* [Aim of the task]: Every line below that holds the string "this" should be copied out.
╭─ Listed entries
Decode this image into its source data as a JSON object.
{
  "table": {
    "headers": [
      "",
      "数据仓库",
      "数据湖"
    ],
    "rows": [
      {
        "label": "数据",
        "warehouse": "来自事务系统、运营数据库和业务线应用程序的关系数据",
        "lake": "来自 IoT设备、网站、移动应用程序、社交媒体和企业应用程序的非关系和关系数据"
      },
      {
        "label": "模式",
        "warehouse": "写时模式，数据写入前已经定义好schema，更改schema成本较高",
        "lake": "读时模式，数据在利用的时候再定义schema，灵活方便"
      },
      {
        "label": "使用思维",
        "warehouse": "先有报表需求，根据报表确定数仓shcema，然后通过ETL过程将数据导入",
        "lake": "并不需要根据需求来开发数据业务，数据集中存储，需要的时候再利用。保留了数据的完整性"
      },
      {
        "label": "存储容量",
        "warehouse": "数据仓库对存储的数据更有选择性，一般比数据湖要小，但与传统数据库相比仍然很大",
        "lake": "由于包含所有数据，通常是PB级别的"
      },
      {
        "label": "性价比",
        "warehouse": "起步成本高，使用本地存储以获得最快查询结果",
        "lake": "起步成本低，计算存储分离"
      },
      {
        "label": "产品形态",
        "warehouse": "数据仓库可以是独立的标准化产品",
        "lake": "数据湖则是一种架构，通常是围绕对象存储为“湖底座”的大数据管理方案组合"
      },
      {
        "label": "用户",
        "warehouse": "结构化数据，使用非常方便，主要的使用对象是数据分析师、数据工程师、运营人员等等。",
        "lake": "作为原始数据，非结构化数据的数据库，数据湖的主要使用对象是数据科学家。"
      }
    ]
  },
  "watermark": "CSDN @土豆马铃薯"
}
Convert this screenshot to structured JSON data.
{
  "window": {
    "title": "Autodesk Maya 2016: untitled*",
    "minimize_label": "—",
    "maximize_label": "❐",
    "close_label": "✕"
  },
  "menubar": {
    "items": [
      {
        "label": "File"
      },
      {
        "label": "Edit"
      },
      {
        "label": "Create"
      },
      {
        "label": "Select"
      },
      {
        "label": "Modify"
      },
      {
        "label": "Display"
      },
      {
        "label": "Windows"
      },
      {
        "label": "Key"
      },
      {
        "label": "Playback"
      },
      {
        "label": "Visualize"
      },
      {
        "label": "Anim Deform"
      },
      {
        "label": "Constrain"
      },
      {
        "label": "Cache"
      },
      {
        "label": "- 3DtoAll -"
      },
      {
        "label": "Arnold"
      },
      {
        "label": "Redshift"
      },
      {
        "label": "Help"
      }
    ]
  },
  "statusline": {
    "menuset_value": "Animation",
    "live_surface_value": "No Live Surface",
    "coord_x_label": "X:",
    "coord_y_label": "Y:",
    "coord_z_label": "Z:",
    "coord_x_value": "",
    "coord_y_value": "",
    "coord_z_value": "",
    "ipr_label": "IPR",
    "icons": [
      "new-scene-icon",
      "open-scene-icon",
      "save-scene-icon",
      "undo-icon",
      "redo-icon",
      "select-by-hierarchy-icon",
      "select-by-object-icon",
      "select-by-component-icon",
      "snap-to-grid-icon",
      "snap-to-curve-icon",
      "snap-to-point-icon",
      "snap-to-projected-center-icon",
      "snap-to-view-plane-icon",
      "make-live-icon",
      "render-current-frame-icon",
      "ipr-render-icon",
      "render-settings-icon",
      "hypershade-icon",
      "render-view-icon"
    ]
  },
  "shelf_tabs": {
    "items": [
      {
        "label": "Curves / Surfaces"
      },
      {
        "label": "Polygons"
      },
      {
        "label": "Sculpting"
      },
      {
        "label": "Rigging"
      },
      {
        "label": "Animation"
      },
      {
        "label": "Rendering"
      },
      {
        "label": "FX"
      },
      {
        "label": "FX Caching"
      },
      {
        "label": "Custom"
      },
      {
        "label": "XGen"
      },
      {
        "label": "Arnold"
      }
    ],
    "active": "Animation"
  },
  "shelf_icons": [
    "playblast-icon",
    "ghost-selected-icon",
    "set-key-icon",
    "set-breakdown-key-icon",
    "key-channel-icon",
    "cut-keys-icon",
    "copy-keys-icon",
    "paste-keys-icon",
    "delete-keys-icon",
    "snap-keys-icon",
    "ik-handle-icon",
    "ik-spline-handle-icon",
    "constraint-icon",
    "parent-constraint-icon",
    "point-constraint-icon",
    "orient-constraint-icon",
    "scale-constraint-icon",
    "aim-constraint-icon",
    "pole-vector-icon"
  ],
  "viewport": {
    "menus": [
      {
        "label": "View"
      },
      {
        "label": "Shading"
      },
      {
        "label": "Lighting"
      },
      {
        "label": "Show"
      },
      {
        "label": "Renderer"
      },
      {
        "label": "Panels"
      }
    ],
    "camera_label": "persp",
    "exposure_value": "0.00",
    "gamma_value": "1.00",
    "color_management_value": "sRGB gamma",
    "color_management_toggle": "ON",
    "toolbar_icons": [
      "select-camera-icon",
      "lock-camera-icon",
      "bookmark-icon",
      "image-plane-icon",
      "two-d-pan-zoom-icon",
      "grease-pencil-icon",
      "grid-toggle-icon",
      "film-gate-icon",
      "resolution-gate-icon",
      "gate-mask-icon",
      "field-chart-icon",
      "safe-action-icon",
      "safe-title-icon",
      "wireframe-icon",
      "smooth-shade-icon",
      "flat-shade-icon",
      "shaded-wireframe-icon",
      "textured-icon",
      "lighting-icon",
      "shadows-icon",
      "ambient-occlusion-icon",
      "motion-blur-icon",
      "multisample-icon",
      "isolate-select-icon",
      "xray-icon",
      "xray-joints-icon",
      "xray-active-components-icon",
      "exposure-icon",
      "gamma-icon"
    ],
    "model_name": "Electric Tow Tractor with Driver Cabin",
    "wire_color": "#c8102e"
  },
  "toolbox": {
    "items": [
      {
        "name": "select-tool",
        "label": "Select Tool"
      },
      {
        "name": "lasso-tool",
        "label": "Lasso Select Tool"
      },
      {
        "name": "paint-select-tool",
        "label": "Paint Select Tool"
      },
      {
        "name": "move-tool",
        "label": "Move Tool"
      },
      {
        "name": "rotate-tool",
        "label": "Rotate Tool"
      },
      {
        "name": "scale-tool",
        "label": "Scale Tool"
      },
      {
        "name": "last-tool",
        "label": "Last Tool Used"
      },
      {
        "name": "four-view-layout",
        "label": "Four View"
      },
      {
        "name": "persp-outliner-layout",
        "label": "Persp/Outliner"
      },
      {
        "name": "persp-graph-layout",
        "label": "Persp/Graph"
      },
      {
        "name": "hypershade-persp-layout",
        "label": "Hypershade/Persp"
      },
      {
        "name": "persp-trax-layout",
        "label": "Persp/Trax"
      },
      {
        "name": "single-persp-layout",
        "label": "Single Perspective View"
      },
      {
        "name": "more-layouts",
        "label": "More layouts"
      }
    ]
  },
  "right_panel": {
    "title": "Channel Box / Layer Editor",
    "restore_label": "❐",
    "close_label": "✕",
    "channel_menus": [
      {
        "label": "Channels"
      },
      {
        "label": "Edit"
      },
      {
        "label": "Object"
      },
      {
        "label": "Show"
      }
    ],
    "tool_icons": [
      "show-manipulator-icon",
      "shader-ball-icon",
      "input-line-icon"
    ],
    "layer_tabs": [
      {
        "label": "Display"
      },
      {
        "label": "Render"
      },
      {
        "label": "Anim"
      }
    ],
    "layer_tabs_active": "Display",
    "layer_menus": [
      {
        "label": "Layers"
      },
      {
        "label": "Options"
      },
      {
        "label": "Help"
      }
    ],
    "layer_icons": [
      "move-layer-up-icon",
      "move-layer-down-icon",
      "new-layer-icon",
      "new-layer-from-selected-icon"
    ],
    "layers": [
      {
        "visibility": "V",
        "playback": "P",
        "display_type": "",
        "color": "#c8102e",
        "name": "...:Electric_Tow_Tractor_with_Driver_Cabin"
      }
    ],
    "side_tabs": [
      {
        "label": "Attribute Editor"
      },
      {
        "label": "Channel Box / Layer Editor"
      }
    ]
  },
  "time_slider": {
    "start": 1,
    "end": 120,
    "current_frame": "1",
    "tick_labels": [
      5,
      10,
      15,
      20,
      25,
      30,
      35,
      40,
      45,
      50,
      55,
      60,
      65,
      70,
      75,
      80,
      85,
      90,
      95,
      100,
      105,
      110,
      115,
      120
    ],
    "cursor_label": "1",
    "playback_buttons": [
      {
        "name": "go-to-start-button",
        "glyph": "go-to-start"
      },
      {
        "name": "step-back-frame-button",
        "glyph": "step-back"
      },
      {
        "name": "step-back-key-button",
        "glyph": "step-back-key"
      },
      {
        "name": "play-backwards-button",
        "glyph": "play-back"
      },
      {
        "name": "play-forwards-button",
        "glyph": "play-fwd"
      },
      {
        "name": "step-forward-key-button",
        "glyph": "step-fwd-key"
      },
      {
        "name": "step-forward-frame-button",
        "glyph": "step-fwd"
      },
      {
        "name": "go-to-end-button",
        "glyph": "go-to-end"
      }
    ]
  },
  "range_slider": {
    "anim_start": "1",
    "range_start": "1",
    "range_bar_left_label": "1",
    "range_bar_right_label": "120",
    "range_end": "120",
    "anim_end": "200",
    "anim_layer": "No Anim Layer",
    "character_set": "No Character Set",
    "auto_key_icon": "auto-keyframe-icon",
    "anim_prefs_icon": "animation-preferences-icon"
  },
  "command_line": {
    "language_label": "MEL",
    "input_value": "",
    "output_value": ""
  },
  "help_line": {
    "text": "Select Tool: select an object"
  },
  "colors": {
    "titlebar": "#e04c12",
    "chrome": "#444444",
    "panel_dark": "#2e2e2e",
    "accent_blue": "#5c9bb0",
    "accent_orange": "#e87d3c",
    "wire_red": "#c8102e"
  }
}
╰─
* [Problem solution]:
Decode this image into its source data as a JSON object.
Convert this screenshot to structured JSON data.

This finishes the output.